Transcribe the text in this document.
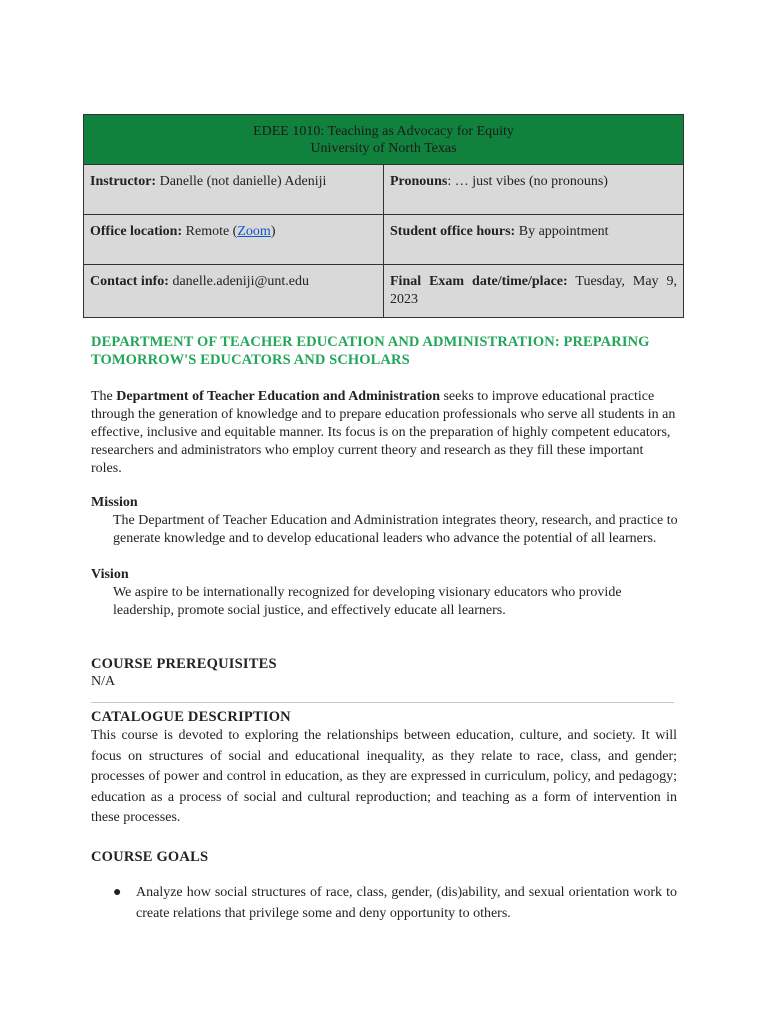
EDEE 1010: Teaching as Advocacy for Equity
University of North Texas	

Instructor: Danelle (not danielle) Adeniji	Pronouns: … just vibes (no pronouns)
Office location: Remote (Zoom)	Student office hours: By appointment
Contact info: danelle.adeniji@unt.edu	Final Exam date/time/place: Tuesday, May 9, 2023
DEPARTMENT OF TEACHER EDUCATION AND ADMINISTRATION: PREPARING
TOMORROW'S EDUCATORS AND SCHOLARS
The Department of Teacher Education and Administration seeks to improve educational practice through the generation of knowledge and to prepare education professionals who serve all students in an effective, inclusive and equitable manner. Its focus is on the preparation of highly competent educators, researchers and administrators who employ current theory and research as they fill these important roles.
Mission
The Department of Teacher Education and Administration integrates theory, research, and practice to generate knowledge and to develop educational leaders who advance the potential of all learners.
Vision
We aspire to be internationally recognized for developing visionary educators who provide leadership, promote social justice, and effectively educate all learners.
COURSE PREREQUISITES
N/A
CATALOGUE DESCRIPTION
This course is devoted to exploring the relationships between education, culture, and society. It will focus on structures of social and educational inequality, as they relate to race, class, and gender; processes of power and control in education, as they are expressed in curriculum, policy, and pedagogy; education as a process of social and cultural reproduction; and teaching as a form of intervention in these processes.
COURSE GOALS
● Analyze how social structures of race, class, gender, (dis)ability, and sexual orientation work to create relations that privilege some and deny opportunity to others.
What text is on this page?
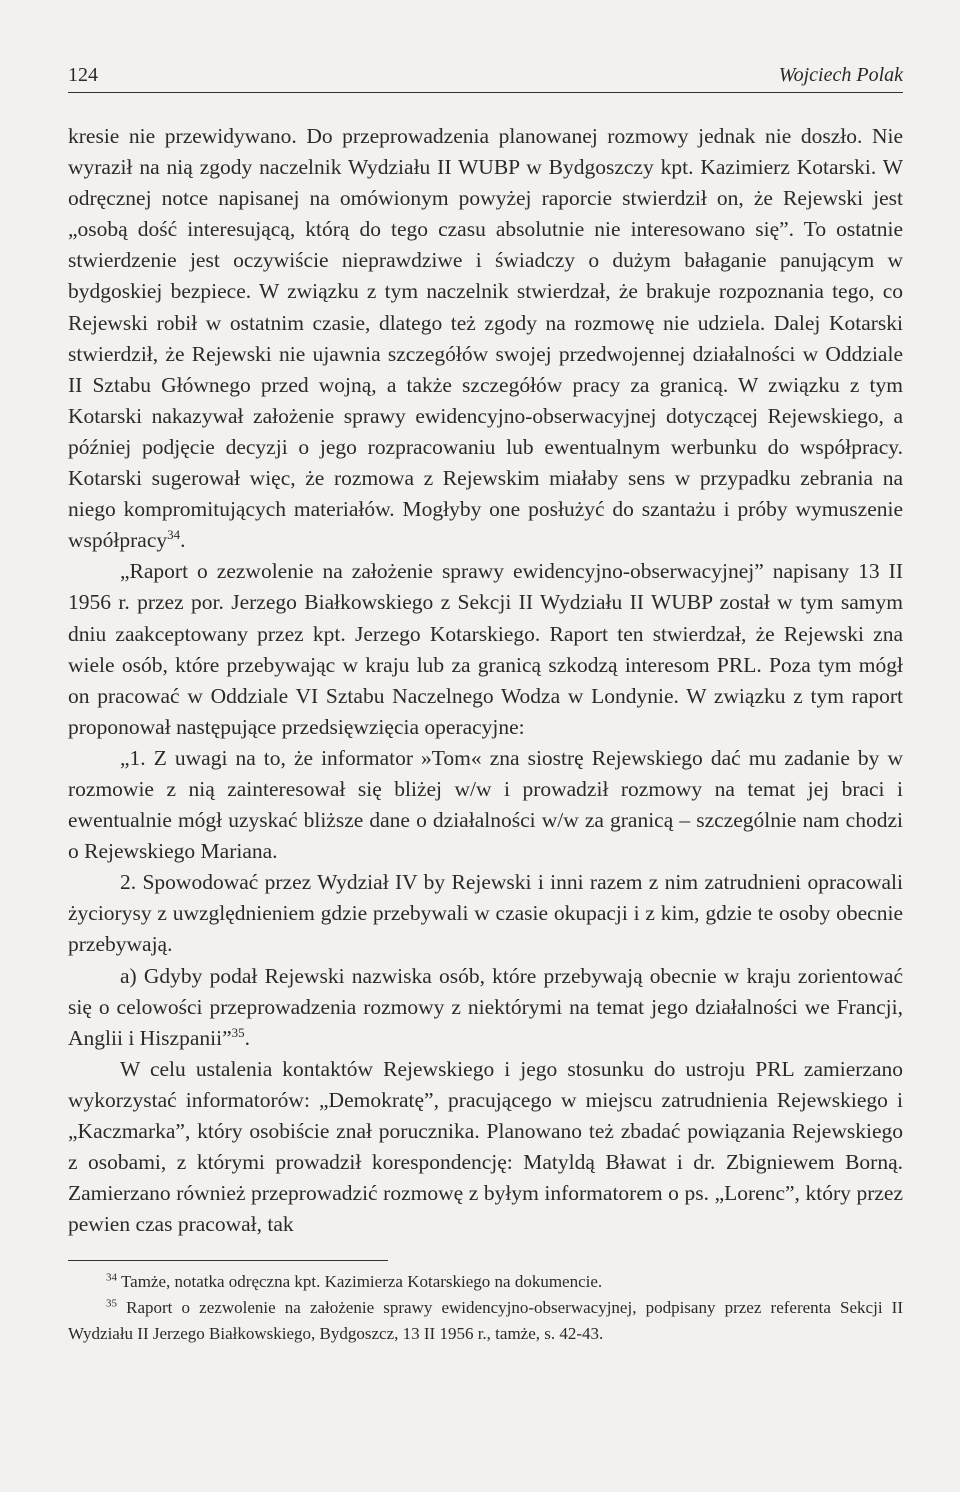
124	Wojciech Polak

kresie nie przewidywano. Do przeprowadzenia planowanej rozmowy jednak nie doszło. Nie wyraził na nią zgody naczelnik Wydziału II WUBP w Bydgoszczy kpt. Kazimierz Kotarski. W odręcznej notce napisanej na omówionym powyżej raporcie stwierdził on, że Rejewski jest „osobą dość interesującą, którą do tego czasu absolutnie nie interesowano się”. To ostatnie stwierdzenie jest oczywiście nieprawdziwe i świadczy o dużym bałaganie panującym w bydgoskiej bezpiece. W związku z tym naczelnik stwierdzał, że brakuje rozpoznania tego, co Rejewski robił w ostatnim czasie, dlatego też zgody na rozmowę nie udziela. Dalej Kotarski stwierdził, że Rejewski nie ujawnia szczegółów swojej przedwojennej działalności w Oddziale II Sztabu Głównego przed wojną, a także szczegółów pracy za granicą. W związku z tym Kotarski nakazywał założenie sprawy ewidencyjno-obserwacyjnej dotyczącej Rejewskiego, a później podjęcie decyzji o jego rozpracowaniu lub ewentualnym werbunku do współpracy. Kotarski sugerował więc, że rozmowa z Rejewskim miałaby sens w przypadku zebrania na niego kompromitujących materiałów. Mogłyby one posłużyć do szantażu i próby wymuszenie współpracy$^{34}$.

„Raport o zezwolenie na założenie sprawy ewidencyjno-obserwacyjnej” napisany 13 II 1956 r. przez por. Jerzego Białkowskiego z Sekcji II Wydziału II WUBP został w tym samym dniu zaakceptowany przez kpt. Jerzego Kotarskiego. Raport ten stwierdzał, że Rejewski zna wiele osób, które przebywając w kraju lub za granicą szkodzą interesom PRL. Poza tym mógł on pracować w Oddziale VI Sztabu Naczelnego Wodza w Londynie. W związku z tym raport proponował następujące przedsięwzięcia operacyjne:

„1. Z uwagi na to, że informator »Tom« zna siostrę Rejewskiego dać mu zadanie by w rozmowie z nią zainteresował się bliżej w/w i prowadził rozmowy na temat jej braci i ewentualnie mógł uzyskać bliższe dane o działalności w/w za granicą – szczególnie nam chodzi o Rejewskiego Mariana.

2. Spowodować przez Wydział IV by Rejewski i inni razem z nim zatrudnieni opracowali życiorysy z uwzględnieniem gdzie przebywali w czasie okupacji i z kim, gdzie te osoby obecnie przebywają.

a) Gdyby podał Rejewski nazwiska osób, które przebywają obecnie w kraju zorientować się o celowości przeprowadzenia rozmowy z niektórymi na temat jego działalności we Francji, Anglii i Hiszpanii”$^{35}$.

W celu ustalenia kontaktów Rejewskiego i jego stosunku do ustroju PRL zamierzano wykorzystać informatorów: „Demokratę”, pracującego w miejscu zatrudnienia Rejewskiego i „Kaczmarka”, który osobiście znał porucznika. Planowano też zbadać powiązania Rejewskiego z osobami, z którymi prowadził korespondencję: Matyldą Bławat i dr. Zbigniewem Borną. Zamierzano również przeprowadzić rozmowę z byłym informatorem o ps. „Lorenc”, który przez pewien czas pracował, tak

$^{34}$ Tamże, notatka odręczna kpt. Kazimierza Kotarskiego na dokumencie.

$^{35}$ Raport o zezwolenie na założenie sprawy ewidencyjno-obserwacyjnej, podpisany przez referenta Sekcji II Wydziału II Jerzego Białkowskiego, Bydgoszcz, 13 II 1956 r., tamże, s. 42-43.
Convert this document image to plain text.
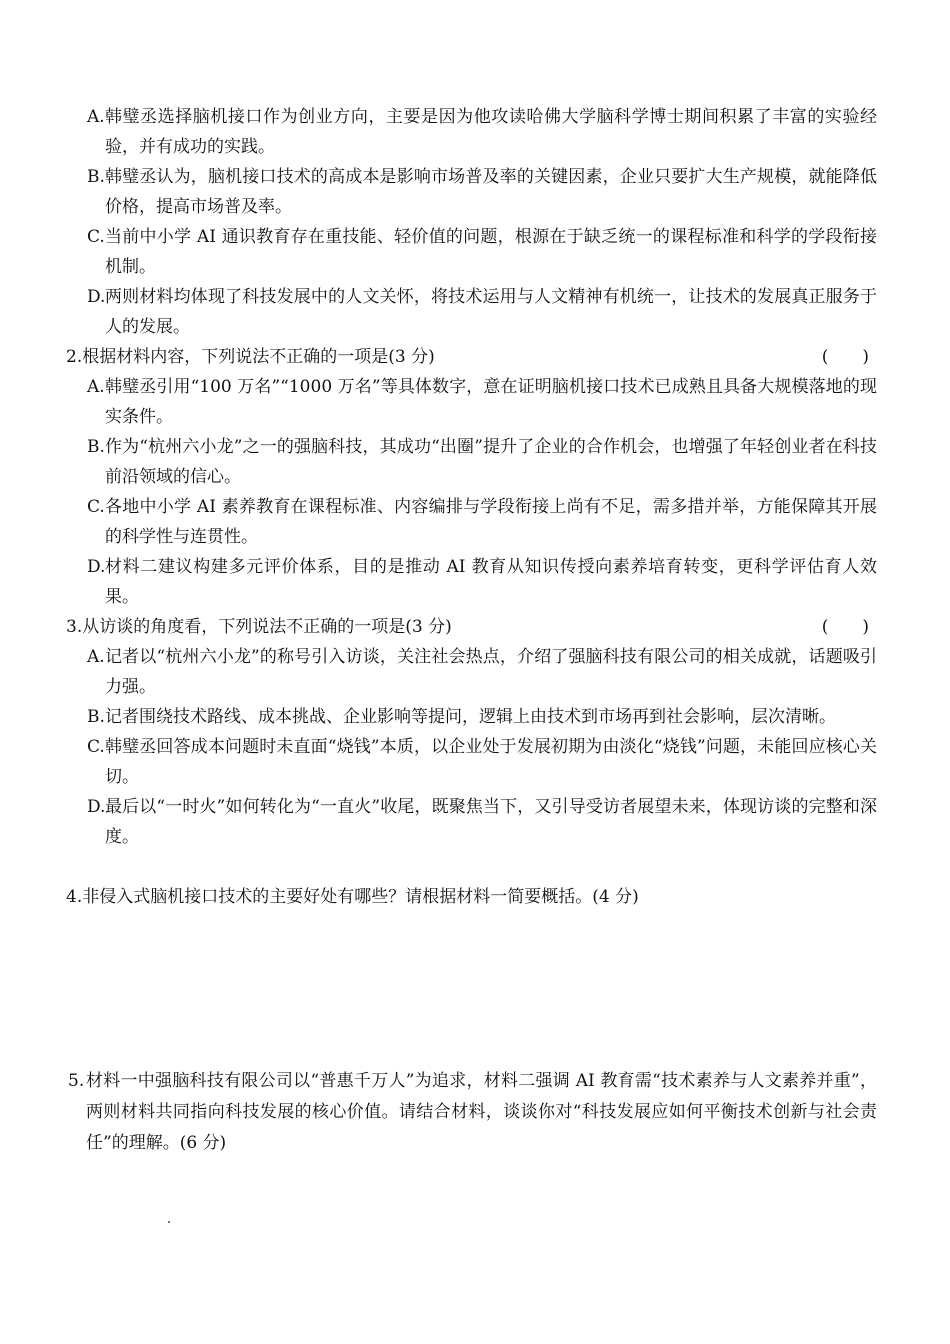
A. 韩璧丞选择脑机接口作为创业方向，主要是因为他攻读哈佛大学脑科学博士期间积累了丰富的实验经验，并有成功的实践。
B. 韩璧丞认为，脑机接口技术的高成本是影响市场普及率的关键因素，企业只要扩大生产规模，就能降低价格，提高市场普及率。
C. 当前中小学 AI 通识教育存在重技能、轻价值的问题，根源在于缺乏统一的课程标准和科学的学段衔接机制。
D. 两则材料均体现了科技发展中的人文关怀，将技术运用与人文精神有机统一，让技术的发展真正服务于人的发展。
2.根据材料内容，下列说法不正确的一项是(3 分)	(　　)
A. 韩璧丞引用“100 万名”“1000 万名”等具体数字，意在证明脑机接口技术已成熟且具备大规模落地的现实条件。
B. 作为“杭州六小龙”之一的强脑科技，其成功“出圈”提升了企业的合作机会，也增强了年轻创业者在科技前沿领域的信心。
C. 各地中小学 AI 素养教育在课程标准、内容编排与学段衔接上尚有不足，需多措并举，方能保障其开展的科学性与连贯性。
D. 材料二建议构建多元评价体系，目的是推动 AI 教育从知识传授向素养培育转变，更科学评估育人效果。
3.从访谈的角度看，下列说法不正确的一项是(3 分)	(　　)
A. 记者以“杭州六小龙”的称号引入访谈，关注社会热点，介绍了强脑科技有限公司的相关成就，话题吸引力强。
B. 记者围绕技术路线、成本挑战、企业影响等提问，逻辑上由技术到市场再到社会影响，层次清晰。
C. 韩璧丞回答成本问题时未直面“烧钱”本质，以企业处于发展初期为由淡化“烧钱”问题，未能回应核心关切。
D. 最后以“一时火”如何转化为“一直火”收尾，既聚焦当下，又引导受访者展望未来，体现访谈的完整和深度。
4.非侵入式脑机接口技术的主要好处有哪些？请根据材料一简要概括。(4 分)
5. 材料一中强脑科技有限公司以“普惠千万人”为追求，材料二强调 AI 教育需“技术素养与人文素养并重”，两则材料共同指向科技发展的核心价值。请结合材料，谈谈你对“科技发展应如何平衡技术创新与社会责任”的理解。(6 分)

☆ ☆ ☆

- _What to produce_: Gather each line from the entries above that includes the word "kraju".

- _Task answer_:
„Raport o zezwolenie na założenie sprawy ewidencyjno-obserwacyjnej” napisany 13 II 1956 r. przez por. Jerzego Białkowskiego z Sekcji II Wydziału II WUBP został w tym samym dniu zaakceptowany przez kpt. Jerzego Kotarskiego. Raport ten stwierdzał, że Rejewski zna wiele osób, które przebywając w kraju lub za granicą szkodzą interesom PRL. Poza tym mógł on pracować w Oddziale VI Sztabu Naczelnego Wodza w Londynie. W związku z tym raport proponował następujące przedsięwzięcia operacyjne:
a) Gdyby podał Rejewski nazwiska osób, które przebywają obecnie w kraju zorientować się o celowości przeprowadzenia rozmowy z niektórymi na temat jego działalności we Francji, Anglii i Hiszpanii”$^{35}$.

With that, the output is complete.